- [Challenge]: Find each line with the word "Bibliotecă" and state how many there are, nothing more.
==*==
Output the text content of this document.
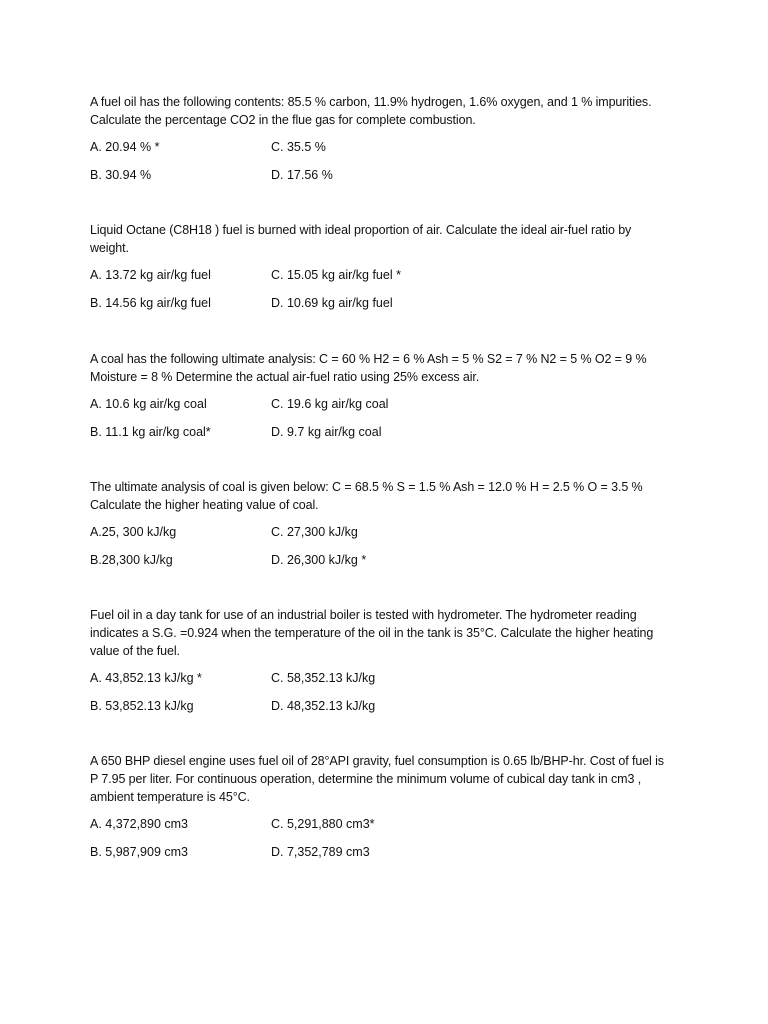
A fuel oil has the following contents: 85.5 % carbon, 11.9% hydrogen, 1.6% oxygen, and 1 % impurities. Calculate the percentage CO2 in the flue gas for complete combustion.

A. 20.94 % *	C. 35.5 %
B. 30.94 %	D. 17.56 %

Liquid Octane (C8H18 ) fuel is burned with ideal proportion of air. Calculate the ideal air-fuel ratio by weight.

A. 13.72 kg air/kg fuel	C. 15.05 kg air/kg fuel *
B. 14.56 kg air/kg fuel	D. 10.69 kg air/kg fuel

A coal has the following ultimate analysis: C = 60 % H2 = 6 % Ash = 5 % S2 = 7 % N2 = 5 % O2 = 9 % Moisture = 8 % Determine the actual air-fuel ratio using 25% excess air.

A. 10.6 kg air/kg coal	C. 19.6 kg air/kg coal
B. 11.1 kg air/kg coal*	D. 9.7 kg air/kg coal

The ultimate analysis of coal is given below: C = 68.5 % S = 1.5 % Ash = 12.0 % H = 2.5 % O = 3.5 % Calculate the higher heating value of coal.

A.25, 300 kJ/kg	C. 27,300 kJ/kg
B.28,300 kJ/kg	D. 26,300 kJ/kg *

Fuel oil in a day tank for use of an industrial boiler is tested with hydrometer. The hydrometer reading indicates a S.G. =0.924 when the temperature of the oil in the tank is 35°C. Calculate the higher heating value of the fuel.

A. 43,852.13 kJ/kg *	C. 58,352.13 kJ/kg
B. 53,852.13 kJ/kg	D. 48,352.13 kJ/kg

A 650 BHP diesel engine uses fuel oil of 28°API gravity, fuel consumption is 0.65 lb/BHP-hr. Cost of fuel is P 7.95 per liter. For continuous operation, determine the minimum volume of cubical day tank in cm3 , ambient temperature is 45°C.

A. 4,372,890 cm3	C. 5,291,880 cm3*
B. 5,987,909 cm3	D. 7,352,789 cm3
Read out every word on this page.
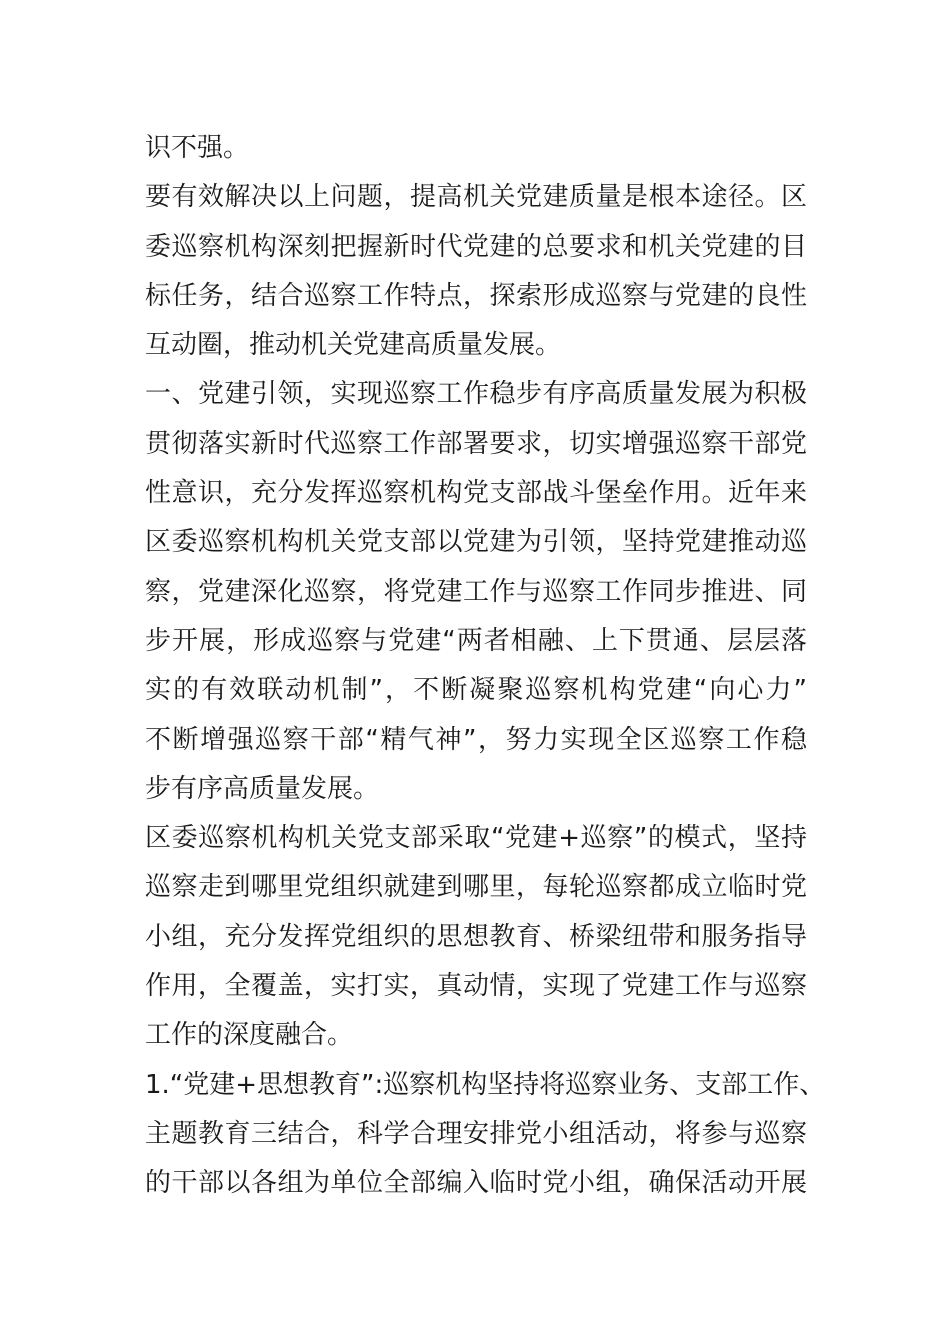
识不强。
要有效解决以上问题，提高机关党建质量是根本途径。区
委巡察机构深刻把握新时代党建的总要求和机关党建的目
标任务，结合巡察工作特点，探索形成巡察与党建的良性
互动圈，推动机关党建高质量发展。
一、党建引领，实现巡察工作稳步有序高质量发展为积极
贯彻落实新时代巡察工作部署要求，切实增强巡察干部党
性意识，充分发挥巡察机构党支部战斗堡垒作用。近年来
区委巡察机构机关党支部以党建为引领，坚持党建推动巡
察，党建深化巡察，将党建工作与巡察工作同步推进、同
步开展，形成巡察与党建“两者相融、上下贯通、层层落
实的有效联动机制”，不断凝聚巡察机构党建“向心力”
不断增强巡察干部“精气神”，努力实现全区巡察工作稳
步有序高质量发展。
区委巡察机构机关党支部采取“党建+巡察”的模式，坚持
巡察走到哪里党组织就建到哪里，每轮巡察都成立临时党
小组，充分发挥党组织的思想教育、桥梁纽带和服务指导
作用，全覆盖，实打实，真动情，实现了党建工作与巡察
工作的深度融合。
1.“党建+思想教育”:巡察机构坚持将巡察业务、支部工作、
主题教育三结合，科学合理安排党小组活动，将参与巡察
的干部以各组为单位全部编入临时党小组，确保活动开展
==*==
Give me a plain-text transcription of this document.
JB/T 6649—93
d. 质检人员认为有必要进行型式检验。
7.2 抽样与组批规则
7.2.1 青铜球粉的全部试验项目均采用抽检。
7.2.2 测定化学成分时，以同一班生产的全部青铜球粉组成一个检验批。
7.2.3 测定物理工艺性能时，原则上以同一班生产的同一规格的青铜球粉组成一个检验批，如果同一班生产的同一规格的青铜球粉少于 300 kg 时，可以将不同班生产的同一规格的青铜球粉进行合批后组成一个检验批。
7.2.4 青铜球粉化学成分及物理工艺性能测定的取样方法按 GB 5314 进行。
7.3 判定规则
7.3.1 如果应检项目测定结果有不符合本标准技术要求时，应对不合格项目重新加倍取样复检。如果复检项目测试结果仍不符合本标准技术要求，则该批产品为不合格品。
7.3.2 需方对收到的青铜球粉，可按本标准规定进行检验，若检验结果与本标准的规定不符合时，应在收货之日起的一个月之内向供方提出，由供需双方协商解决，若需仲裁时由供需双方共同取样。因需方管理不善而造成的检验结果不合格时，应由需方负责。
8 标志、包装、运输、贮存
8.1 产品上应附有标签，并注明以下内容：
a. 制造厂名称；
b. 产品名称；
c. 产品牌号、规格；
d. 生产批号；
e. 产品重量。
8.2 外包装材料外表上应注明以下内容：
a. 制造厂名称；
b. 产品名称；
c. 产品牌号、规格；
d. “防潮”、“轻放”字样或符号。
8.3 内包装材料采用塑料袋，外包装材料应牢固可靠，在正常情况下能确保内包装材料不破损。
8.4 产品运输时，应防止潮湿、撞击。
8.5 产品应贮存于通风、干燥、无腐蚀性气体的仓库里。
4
==*==
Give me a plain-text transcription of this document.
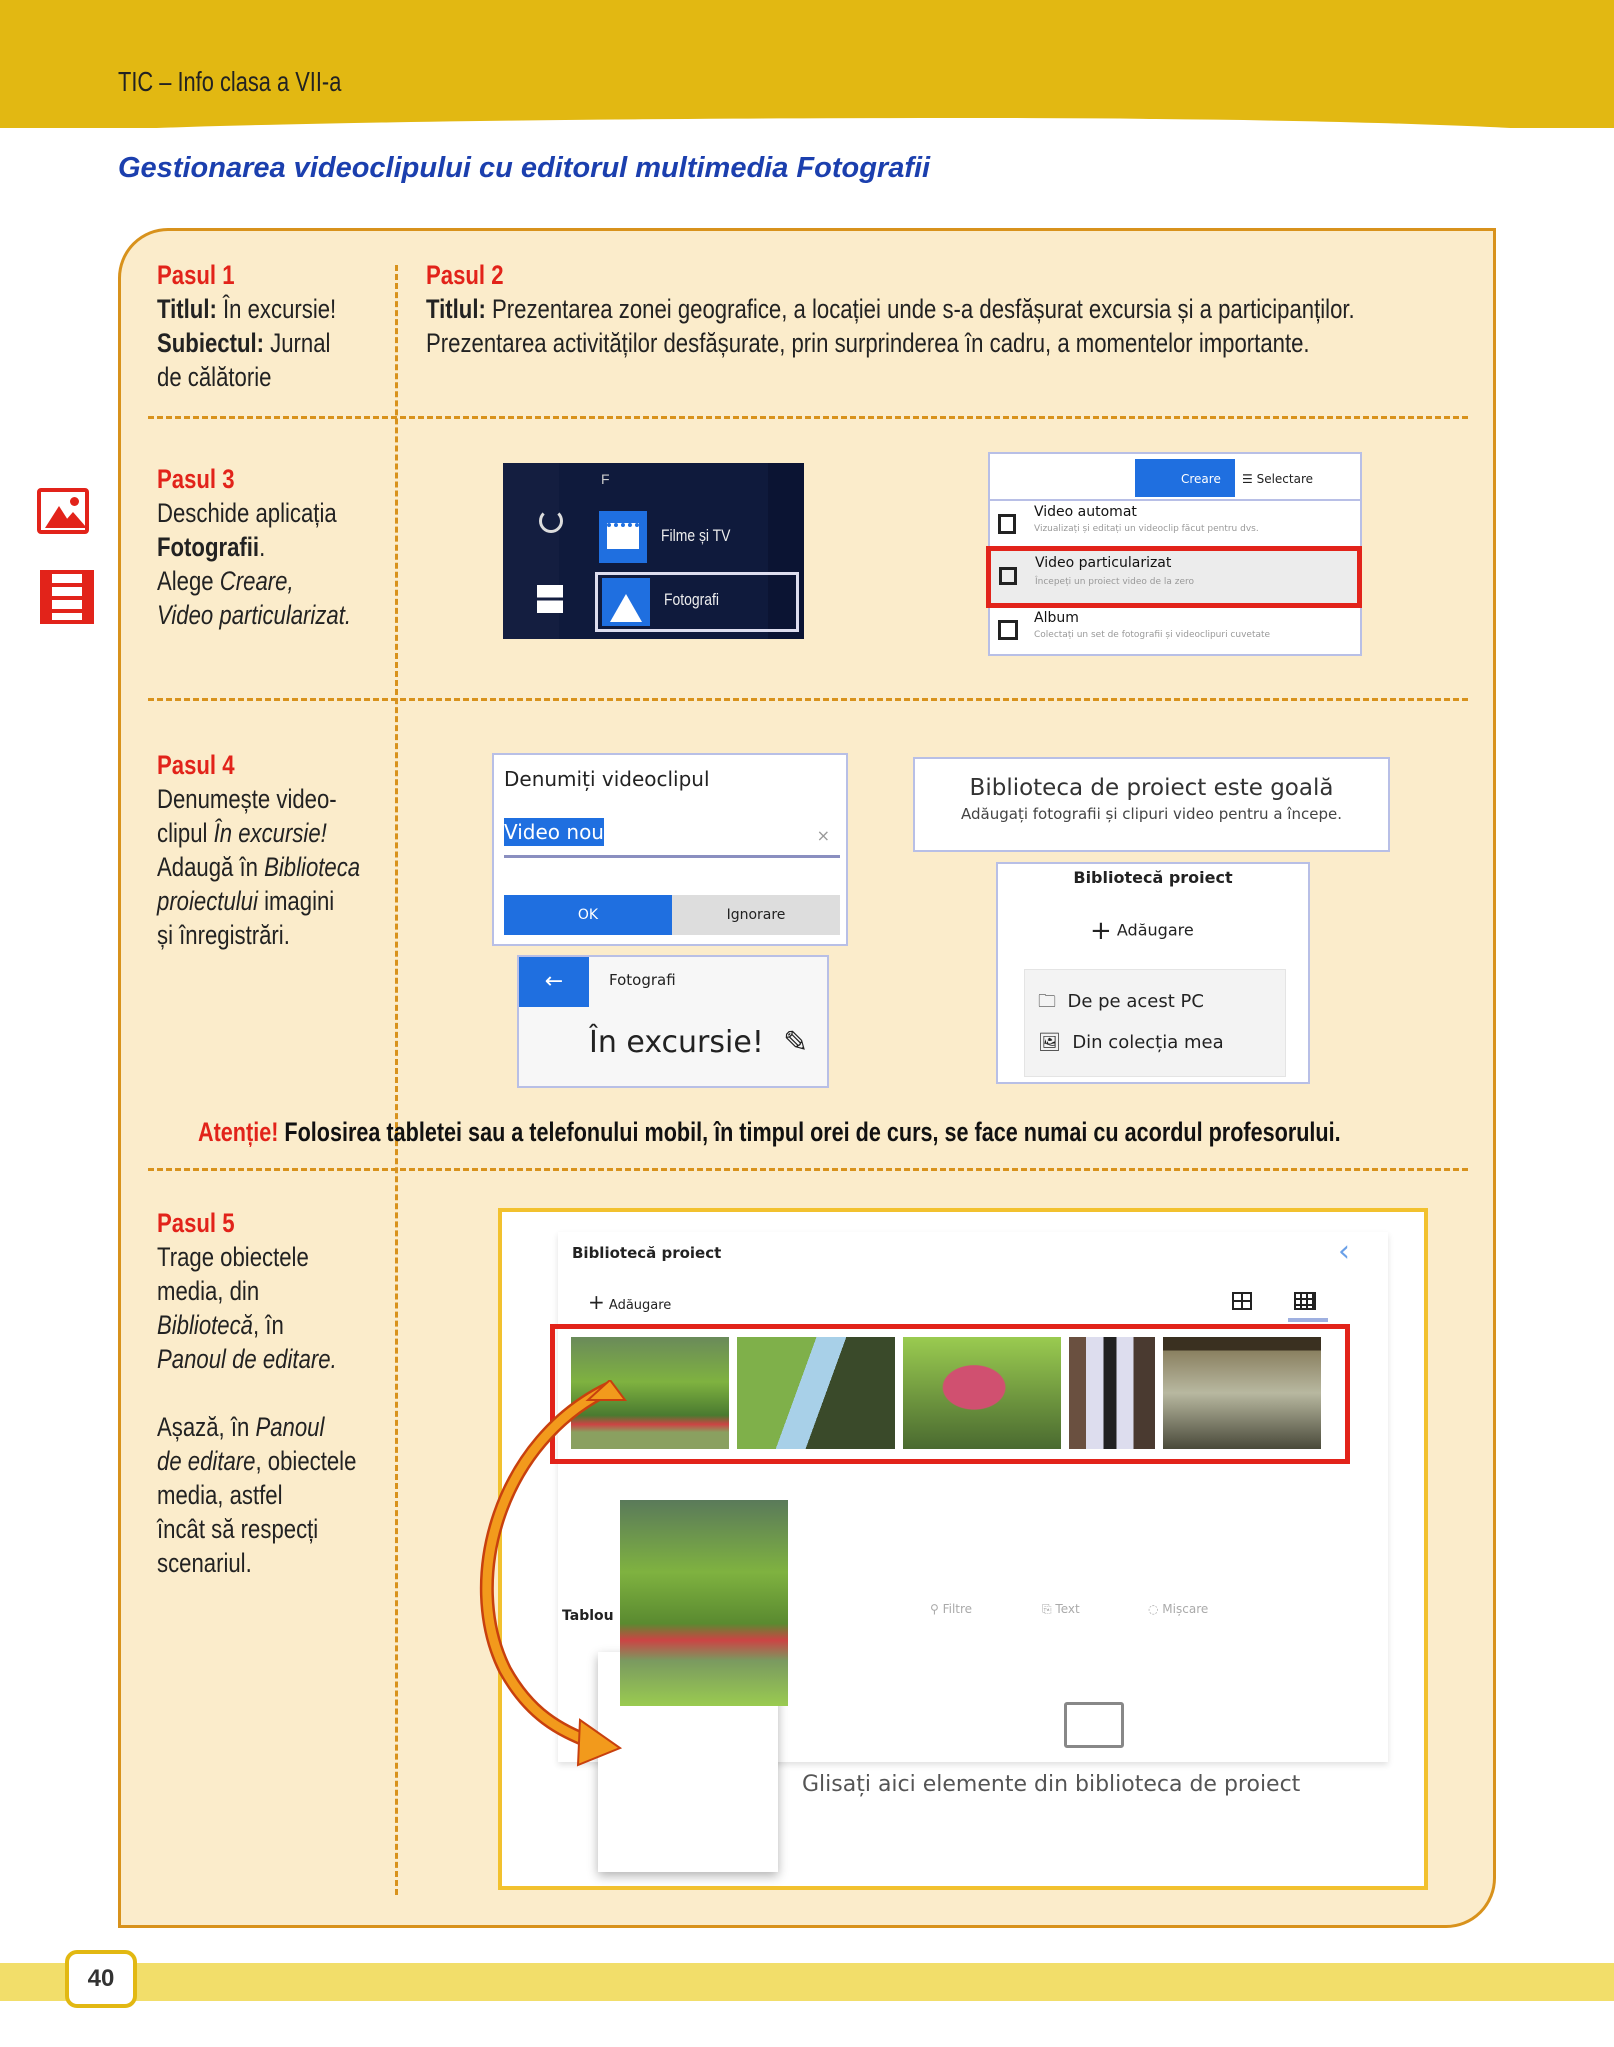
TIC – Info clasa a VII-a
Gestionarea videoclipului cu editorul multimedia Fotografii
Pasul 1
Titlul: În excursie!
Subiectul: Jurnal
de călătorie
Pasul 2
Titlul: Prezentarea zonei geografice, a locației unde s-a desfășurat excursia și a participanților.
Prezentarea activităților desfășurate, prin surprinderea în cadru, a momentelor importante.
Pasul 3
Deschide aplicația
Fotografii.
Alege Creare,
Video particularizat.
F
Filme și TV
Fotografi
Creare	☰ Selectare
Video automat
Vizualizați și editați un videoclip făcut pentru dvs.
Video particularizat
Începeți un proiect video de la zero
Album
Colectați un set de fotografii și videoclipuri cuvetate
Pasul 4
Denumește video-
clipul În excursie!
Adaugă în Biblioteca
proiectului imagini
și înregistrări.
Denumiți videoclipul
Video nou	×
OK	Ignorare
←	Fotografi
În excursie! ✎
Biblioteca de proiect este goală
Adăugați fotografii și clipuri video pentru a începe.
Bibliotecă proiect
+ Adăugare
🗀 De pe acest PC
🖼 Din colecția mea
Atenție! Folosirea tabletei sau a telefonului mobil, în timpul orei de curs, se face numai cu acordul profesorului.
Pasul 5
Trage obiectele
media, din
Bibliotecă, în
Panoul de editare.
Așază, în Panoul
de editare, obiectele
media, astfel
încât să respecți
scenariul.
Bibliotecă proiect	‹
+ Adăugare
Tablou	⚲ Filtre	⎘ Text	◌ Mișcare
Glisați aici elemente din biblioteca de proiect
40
==*==
- [Output of the task]: 3